RECORDS FOR THIS TASK:

* * *

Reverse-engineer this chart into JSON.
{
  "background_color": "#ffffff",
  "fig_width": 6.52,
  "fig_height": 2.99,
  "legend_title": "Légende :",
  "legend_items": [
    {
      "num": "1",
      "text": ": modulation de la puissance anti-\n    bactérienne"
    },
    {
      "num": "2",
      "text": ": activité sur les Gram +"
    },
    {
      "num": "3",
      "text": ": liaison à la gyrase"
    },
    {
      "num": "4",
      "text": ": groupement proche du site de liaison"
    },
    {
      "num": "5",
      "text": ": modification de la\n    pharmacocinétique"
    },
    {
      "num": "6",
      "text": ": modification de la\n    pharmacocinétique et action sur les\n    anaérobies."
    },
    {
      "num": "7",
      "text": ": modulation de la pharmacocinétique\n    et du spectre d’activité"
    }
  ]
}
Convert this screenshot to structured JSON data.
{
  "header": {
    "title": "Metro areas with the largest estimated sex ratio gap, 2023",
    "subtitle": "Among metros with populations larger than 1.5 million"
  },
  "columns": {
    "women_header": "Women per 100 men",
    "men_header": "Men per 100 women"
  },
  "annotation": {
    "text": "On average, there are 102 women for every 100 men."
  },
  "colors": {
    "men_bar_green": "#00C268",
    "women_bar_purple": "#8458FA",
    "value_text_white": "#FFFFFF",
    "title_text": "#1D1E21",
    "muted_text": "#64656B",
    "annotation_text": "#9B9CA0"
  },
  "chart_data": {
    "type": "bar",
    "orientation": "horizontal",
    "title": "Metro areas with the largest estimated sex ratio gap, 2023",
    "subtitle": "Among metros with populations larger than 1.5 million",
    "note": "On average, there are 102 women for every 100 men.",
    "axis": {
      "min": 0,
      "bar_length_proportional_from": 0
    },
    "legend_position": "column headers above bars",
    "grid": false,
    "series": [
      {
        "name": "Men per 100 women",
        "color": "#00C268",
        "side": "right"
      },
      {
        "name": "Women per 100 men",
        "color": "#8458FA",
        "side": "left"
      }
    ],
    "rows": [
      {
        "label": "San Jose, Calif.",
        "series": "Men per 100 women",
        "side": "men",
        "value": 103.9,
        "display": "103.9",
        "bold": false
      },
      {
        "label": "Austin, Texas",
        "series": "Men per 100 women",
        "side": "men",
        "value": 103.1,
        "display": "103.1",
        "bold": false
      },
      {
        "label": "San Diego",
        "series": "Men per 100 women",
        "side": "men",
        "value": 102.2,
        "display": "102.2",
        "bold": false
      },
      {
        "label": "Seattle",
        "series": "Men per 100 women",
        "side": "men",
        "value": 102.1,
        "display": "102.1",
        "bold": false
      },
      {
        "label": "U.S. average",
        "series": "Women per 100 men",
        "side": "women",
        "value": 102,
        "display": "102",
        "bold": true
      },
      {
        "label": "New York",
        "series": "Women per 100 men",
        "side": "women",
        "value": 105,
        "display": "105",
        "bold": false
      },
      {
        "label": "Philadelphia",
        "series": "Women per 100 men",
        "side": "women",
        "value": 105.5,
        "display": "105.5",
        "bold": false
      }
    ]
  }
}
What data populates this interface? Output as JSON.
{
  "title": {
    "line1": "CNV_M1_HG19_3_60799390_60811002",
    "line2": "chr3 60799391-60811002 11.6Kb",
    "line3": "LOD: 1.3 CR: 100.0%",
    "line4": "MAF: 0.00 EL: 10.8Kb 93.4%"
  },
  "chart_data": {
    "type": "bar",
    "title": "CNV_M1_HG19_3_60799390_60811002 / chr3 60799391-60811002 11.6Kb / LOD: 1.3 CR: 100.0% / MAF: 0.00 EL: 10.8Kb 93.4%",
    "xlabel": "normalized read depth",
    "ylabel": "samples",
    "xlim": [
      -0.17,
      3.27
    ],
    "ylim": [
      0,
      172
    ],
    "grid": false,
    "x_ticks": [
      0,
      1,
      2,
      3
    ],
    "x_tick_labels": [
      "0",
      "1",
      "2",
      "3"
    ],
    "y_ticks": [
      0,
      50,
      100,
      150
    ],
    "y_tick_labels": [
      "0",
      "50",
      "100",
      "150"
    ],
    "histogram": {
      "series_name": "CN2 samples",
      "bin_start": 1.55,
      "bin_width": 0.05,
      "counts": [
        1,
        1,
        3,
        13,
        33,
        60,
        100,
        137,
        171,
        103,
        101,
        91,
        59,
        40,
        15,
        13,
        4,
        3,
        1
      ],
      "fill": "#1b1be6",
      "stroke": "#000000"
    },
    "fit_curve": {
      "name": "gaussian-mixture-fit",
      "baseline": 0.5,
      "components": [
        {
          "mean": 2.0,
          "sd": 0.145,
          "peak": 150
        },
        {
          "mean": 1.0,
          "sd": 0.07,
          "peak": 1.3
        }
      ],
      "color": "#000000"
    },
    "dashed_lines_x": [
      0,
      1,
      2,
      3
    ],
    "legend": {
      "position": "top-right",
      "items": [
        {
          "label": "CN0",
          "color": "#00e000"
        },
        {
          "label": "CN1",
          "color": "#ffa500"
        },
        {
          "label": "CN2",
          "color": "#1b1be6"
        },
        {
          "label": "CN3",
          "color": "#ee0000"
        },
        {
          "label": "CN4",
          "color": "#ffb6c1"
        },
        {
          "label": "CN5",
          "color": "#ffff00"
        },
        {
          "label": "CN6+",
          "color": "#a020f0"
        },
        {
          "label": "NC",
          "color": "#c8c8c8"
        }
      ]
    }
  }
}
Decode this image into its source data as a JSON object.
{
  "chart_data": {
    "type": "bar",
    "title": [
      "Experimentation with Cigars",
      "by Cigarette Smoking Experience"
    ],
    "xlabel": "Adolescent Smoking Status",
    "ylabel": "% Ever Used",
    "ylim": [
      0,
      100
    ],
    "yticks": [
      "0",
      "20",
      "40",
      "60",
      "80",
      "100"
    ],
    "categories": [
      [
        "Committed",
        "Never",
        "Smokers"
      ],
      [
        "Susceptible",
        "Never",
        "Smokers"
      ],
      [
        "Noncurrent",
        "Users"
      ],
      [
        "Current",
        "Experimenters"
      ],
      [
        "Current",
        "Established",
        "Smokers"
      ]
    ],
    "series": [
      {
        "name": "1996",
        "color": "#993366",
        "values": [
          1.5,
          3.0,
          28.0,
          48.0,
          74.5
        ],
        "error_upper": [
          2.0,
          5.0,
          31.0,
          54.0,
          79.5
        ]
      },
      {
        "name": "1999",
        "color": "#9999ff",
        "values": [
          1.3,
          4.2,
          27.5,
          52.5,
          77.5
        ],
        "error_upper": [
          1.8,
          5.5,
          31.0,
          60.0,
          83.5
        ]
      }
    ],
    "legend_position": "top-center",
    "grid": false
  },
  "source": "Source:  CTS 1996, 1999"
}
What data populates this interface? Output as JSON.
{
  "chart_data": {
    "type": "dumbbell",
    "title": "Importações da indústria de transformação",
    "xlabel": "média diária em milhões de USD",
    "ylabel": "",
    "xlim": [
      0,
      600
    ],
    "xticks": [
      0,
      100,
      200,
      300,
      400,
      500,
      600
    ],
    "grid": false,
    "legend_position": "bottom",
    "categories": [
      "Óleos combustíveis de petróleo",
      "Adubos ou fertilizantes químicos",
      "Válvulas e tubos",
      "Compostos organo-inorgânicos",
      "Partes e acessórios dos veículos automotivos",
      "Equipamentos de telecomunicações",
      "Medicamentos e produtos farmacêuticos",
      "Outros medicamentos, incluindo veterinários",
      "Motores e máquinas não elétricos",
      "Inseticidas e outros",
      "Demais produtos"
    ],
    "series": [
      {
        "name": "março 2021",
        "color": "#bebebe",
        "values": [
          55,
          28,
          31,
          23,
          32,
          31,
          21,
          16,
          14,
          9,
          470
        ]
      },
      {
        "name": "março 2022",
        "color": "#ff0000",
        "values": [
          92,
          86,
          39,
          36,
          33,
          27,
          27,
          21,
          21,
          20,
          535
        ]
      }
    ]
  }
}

* * *

DIRECTIONS FOR THIS TASK: Count each line above in which the string "source" appears, then state only the total.

FULL SOLUTION: 2